Dataset records:
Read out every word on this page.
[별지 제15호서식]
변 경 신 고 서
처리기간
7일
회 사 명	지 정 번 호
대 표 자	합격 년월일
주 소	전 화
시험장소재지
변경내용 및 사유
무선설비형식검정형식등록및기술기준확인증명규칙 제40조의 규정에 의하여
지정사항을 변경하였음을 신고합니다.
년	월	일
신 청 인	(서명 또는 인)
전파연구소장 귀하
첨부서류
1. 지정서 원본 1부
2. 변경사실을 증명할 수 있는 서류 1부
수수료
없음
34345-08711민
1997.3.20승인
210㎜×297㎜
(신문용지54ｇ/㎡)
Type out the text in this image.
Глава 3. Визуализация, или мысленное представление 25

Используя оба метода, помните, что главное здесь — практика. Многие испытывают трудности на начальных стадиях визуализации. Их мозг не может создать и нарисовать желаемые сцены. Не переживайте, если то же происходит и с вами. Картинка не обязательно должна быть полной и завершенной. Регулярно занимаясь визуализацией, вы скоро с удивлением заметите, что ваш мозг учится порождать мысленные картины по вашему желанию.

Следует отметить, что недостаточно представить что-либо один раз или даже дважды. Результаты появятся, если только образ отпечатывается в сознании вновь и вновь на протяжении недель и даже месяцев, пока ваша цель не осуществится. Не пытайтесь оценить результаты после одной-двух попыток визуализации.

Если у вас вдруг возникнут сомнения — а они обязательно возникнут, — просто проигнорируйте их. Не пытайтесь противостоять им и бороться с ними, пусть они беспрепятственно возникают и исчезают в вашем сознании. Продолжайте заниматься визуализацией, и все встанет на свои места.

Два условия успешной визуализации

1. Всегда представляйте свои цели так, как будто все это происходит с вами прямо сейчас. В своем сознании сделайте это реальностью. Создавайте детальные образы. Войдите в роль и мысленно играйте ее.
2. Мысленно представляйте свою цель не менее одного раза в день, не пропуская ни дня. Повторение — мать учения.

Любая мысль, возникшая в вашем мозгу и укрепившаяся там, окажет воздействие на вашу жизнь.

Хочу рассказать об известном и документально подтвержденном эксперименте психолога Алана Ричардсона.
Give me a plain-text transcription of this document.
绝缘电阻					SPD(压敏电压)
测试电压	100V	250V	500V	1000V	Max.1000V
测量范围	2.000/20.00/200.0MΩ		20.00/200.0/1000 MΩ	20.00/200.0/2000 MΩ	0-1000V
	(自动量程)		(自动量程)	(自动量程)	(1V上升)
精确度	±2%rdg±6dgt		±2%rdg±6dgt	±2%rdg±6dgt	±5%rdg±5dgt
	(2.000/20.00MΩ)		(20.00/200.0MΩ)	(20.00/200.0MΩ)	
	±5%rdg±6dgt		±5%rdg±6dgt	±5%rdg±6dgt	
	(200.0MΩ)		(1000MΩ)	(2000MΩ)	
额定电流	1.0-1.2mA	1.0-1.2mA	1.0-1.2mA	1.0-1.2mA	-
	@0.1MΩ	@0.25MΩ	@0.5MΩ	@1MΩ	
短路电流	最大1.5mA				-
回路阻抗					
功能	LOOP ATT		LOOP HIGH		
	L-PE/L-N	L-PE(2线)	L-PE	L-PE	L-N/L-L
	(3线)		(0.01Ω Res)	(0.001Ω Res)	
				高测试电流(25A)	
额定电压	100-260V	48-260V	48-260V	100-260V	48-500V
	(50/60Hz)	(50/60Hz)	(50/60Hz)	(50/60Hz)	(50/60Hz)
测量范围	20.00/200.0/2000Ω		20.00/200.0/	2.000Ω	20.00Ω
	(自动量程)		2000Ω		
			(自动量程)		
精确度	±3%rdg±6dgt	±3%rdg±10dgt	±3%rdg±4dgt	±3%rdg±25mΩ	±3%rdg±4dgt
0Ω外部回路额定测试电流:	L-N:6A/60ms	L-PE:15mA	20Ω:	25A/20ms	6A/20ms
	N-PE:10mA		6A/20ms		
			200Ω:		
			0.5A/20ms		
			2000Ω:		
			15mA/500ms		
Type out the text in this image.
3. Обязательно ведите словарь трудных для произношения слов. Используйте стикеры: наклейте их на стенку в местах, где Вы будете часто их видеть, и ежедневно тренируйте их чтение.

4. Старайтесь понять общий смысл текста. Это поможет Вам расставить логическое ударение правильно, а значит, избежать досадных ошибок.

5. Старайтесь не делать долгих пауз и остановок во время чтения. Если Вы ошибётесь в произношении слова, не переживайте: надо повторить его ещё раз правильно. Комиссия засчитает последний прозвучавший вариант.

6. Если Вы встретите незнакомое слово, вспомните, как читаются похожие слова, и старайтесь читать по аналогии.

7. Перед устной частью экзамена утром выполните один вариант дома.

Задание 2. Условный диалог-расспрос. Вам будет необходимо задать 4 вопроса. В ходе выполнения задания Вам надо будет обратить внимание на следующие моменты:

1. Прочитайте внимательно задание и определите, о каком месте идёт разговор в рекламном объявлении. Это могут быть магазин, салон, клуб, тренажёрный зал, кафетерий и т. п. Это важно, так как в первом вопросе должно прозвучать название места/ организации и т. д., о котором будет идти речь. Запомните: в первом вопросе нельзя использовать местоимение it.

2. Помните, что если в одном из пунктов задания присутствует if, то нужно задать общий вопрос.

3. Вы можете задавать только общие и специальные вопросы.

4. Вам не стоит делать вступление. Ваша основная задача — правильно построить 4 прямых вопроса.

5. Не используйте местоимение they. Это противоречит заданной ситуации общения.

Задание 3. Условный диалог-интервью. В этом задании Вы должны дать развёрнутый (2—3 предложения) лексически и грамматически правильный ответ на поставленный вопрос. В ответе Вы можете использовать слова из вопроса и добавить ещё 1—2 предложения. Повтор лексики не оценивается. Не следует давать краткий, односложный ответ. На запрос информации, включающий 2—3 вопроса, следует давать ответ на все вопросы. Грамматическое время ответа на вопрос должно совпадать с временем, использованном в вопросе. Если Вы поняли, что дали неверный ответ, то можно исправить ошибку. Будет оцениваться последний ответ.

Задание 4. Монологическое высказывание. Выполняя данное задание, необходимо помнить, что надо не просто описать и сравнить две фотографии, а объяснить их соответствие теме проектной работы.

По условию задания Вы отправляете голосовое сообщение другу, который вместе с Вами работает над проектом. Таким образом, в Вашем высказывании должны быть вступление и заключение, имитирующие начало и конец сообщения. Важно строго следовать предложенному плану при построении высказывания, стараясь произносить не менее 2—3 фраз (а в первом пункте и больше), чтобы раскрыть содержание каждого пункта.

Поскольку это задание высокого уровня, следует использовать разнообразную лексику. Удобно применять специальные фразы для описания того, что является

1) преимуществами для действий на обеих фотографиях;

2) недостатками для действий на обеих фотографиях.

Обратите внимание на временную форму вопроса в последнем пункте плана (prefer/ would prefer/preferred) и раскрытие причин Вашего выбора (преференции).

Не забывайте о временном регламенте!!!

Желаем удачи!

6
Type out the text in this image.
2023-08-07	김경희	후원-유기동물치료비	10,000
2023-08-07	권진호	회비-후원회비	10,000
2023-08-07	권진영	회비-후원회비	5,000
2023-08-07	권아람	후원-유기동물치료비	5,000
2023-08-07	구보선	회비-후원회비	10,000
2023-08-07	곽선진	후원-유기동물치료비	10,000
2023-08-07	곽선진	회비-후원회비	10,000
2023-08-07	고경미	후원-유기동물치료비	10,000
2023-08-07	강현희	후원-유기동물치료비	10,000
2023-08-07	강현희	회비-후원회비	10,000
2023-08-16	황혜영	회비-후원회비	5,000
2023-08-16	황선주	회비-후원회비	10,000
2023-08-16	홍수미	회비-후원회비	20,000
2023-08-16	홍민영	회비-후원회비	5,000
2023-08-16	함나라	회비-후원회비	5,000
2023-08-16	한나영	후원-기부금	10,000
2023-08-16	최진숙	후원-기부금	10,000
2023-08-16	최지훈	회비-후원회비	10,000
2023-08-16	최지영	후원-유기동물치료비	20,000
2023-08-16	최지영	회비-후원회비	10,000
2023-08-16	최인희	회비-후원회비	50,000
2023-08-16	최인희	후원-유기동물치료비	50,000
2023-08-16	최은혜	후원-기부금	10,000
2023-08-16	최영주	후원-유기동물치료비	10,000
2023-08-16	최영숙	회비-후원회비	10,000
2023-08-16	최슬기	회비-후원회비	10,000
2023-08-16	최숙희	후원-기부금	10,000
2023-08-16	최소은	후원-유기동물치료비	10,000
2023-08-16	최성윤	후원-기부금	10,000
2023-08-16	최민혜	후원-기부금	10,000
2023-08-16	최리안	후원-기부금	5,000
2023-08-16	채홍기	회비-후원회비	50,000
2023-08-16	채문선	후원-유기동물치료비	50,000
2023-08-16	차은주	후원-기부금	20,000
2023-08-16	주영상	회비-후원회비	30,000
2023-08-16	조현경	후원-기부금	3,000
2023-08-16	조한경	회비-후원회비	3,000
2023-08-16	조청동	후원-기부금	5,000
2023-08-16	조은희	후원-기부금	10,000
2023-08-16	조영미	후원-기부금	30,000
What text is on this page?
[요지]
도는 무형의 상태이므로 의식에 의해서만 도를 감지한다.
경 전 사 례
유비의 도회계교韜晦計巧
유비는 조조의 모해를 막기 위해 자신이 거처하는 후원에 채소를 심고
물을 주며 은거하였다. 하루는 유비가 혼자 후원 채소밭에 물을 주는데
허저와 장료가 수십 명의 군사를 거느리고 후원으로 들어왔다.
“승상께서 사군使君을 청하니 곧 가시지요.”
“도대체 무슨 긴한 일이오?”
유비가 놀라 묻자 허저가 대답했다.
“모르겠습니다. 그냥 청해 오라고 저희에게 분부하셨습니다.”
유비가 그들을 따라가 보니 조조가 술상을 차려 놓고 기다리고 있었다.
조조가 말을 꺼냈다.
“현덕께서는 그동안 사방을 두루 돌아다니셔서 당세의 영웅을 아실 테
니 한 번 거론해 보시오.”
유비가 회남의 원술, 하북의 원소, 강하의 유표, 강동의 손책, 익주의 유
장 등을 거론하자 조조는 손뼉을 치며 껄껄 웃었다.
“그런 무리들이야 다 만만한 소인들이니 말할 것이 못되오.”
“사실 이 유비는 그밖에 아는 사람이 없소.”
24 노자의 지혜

▶ **What the task requires**
Nothing but the lines from the one with "What text is on this page?" through the end of the data above should be repeated, each exactly as it stands.

▶ **Solution for this task**
What text is on this page?
[요지]
도는 무형의 상태이므로 의식에 의해서만 도를 감지한다.
경 전 사 례
유비의 도회계교韜晦計巧
유비는 조조의 모해를 막기 위해 자신이 거처하는 후원에 채소를 심고
물을 주며 은거하였다. 하루는 유비가 혼자 후원 채소밭에 물을 주는데
허저와 장료가 수십 명의 군사를 거느리고 후원으로 들어왔다.
“승상께서 사군使君을 청하니 곧 가시지요.”
“도대체 무슨 긴한 일이오?”
유비가 놀라 묻자 허저가 대답했다.
“모르겠습니다. 그냥 청해 오라고 저희에게 분부하셨습니다.”
유비가 그들을 따라가 보니 조조가 술상을 차려 놓고 기다리고 있었다.
조조가 말을 꺼냈다.
“현덕께서는 그동안 사방을 두루 돌아다니셔서 당세의 영웅을 아실 테
니 한 번 거론해 보시오.”
유비가 회남의 원술, 하북의 원소, 강하의 유표, 강동의 손책, 익주의 유
장 등을 거론하자 조조는 손뼉을 치며 껄껄 웃었다.
“그런 무리들이야 다 만만한 소인들이니 말할 것이 못되오.”
“사실 이 유비는 그밖에 아는 사람이 없소.”
24 노자의 지혜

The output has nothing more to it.